▶ What is needed: Find every line with the word "name". Copy those lines.

▶ Given data:
┄┄┄┄┄┄

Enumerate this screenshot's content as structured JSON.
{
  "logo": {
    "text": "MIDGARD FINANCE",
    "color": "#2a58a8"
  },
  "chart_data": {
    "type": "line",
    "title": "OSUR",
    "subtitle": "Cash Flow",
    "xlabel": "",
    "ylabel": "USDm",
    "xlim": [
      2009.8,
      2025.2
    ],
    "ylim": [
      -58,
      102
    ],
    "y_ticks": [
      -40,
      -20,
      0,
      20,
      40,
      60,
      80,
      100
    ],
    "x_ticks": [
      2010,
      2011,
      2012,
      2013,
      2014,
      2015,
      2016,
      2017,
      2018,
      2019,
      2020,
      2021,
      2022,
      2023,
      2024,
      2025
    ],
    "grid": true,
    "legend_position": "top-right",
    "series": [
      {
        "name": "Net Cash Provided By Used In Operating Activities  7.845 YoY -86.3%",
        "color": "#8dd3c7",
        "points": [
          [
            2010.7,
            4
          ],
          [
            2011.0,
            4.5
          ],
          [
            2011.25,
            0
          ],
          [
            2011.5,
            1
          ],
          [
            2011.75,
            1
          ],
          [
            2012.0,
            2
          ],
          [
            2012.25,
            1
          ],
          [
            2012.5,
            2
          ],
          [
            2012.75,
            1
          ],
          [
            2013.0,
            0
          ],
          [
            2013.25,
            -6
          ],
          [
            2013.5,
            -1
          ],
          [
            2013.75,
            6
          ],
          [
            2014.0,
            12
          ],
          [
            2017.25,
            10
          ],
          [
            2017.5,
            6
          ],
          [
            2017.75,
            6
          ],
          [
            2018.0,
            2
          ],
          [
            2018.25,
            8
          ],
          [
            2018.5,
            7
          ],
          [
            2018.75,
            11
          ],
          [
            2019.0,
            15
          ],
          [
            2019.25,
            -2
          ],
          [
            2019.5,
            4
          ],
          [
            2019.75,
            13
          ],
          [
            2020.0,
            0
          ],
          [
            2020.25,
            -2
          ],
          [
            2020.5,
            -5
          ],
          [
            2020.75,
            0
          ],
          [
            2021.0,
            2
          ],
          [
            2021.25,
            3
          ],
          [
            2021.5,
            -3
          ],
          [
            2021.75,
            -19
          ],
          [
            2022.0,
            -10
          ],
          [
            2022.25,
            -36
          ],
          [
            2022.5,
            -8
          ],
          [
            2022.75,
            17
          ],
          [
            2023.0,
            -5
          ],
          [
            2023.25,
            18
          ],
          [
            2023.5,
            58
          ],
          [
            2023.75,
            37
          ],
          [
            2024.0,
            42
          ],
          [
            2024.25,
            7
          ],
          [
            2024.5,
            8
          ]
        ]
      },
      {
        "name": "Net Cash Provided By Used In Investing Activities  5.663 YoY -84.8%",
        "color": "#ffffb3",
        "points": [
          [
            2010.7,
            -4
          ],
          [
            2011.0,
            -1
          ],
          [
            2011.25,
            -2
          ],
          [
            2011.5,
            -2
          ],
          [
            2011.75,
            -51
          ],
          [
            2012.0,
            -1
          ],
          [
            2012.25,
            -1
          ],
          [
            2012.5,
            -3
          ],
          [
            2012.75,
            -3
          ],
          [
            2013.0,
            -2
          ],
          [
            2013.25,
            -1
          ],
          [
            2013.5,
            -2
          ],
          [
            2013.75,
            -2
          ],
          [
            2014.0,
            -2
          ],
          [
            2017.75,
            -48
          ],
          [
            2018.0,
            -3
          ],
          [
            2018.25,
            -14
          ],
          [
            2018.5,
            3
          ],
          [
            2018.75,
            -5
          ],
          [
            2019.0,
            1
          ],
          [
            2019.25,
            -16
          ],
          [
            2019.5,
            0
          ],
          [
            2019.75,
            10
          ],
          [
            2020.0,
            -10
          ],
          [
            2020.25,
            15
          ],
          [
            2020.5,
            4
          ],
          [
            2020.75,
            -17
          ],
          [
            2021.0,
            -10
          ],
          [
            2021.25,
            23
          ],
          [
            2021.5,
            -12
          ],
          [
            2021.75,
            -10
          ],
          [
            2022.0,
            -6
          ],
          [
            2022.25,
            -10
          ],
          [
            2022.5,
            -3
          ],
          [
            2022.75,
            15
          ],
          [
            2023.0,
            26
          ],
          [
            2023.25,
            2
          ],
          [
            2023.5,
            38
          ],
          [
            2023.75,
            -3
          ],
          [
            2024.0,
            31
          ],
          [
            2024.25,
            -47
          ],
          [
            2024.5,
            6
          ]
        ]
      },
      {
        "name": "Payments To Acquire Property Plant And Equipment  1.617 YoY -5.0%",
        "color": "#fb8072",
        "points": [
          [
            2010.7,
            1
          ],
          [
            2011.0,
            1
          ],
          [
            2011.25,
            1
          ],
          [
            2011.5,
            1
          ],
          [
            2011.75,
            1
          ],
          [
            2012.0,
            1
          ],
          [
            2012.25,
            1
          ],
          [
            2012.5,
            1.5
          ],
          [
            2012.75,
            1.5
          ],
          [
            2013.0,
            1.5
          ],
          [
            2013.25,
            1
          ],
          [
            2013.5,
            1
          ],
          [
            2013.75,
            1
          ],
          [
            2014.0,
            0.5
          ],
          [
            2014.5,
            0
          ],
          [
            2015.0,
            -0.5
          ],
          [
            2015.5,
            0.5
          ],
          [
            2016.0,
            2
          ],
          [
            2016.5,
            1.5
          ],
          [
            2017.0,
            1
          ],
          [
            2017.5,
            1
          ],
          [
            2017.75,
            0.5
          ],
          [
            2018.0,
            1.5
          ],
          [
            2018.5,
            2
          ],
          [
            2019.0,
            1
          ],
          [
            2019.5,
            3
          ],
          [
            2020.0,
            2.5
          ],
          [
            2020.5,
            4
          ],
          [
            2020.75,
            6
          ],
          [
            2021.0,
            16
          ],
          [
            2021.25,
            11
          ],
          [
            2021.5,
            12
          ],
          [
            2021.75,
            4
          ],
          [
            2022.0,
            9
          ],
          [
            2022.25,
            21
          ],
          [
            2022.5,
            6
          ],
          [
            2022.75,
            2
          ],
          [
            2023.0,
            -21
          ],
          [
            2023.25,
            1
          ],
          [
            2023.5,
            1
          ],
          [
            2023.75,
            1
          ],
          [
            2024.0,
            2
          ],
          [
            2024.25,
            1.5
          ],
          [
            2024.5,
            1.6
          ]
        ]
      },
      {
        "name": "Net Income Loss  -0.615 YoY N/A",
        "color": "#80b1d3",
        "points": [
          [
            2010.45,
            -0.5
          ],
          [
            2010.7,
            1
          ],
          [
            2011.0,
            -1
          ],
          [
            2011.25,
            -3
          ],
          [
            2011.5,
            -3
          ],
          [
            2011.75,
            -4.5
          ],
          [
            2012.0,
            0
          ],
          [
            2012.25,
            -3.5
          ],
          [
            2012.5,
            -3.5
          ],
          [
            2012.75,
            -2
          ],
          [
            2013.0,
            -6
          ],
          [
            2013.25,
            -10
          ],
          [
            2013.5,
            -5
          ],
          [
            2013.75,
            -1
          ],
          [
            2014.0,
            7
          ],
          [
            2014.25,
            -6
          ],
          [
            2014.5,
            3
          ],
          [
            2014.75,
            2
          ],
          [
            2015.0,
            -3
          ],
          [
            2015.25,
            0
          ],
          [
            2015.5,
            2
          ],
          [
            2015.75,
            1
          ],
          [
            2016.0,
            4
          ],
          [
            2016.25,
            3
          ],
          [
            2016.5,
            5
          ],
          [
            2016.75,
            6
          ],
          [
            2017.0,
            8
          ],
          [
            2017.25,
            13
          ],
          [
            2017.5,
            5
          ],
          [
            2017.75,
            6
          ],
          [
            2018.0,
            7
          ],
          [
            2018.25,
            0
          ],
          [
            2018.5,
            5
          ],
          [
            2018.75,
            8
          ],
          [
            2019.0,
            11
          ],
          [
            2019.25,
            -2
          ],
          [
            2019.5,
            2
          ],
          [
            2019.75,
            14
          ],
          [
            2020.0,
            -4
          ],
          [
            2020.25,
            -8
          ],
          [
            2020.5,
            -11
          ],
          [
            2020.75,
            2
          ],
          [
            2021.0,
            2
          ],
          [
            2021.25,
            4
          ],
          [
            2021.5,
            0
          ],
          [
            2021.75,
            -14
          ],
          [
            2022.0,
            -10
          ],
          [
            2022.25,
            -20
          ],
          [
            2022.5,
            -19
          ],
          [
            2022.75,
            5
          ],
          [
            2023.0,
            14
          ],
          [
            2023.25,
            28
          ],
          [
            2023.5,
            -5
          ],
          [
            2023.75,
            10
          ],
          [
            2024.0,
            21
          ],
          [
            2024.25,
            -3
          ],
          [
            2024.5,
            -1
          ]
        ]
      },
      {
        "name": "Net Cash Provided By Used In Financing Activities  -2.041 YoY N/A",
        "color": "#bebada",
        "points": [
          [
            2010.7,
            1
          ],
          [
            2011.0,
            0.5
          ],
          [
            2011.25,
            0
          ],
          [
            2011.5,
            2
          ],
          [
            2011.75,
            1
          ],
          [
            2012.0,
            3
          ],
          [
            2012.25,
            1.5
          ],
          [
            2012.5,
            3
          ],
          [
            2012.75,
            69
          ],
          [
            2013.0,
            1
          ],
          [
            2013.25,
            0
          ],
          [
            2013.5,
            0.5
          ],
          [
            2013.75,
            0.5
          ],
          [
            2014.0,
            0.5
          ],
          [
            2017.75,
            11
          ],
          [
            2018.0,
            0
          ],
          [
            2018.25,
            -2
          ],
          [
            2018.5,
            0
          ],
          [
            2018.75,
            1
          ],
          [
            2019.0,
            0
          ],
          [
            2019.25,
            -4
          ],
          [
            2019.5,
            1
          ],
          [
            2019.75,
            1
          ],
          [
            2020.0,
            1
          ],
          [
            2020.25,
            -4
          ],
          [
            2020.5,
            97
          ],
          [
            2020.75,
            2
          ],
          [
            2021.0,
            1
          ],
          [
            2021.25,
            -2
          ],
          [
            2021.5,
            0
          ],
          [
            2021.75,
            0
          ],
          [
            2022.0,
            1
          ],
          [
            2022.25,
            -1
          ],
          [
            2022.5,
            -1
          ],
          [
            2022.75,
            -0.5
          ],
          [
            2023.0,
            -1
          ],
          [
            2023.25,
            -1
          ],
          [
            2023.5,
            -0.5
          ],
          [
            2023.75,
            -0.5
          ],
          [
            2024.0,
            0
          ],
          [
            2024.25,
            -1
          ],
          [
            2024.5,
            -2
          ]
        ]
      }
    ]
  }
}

┄┄┄┄┄┄

▶ Solution for this problem:
        "name": "Net Cash Provided By Used In Operating Activities  7.845 YoY -86.3%",
        "name": "Net Cash Provided By Used In Investing Activities  5.663 YoY -84.8%",
        "name": "Payments To Acquire Property Plant And Equipment  1.617 YoY -5.0%",
        "name": "Net Income Loss  -0.615 YoY N/A",
        "name": "Net Cash Provided By Used In Financing Activities  -2.041 YoY N/A",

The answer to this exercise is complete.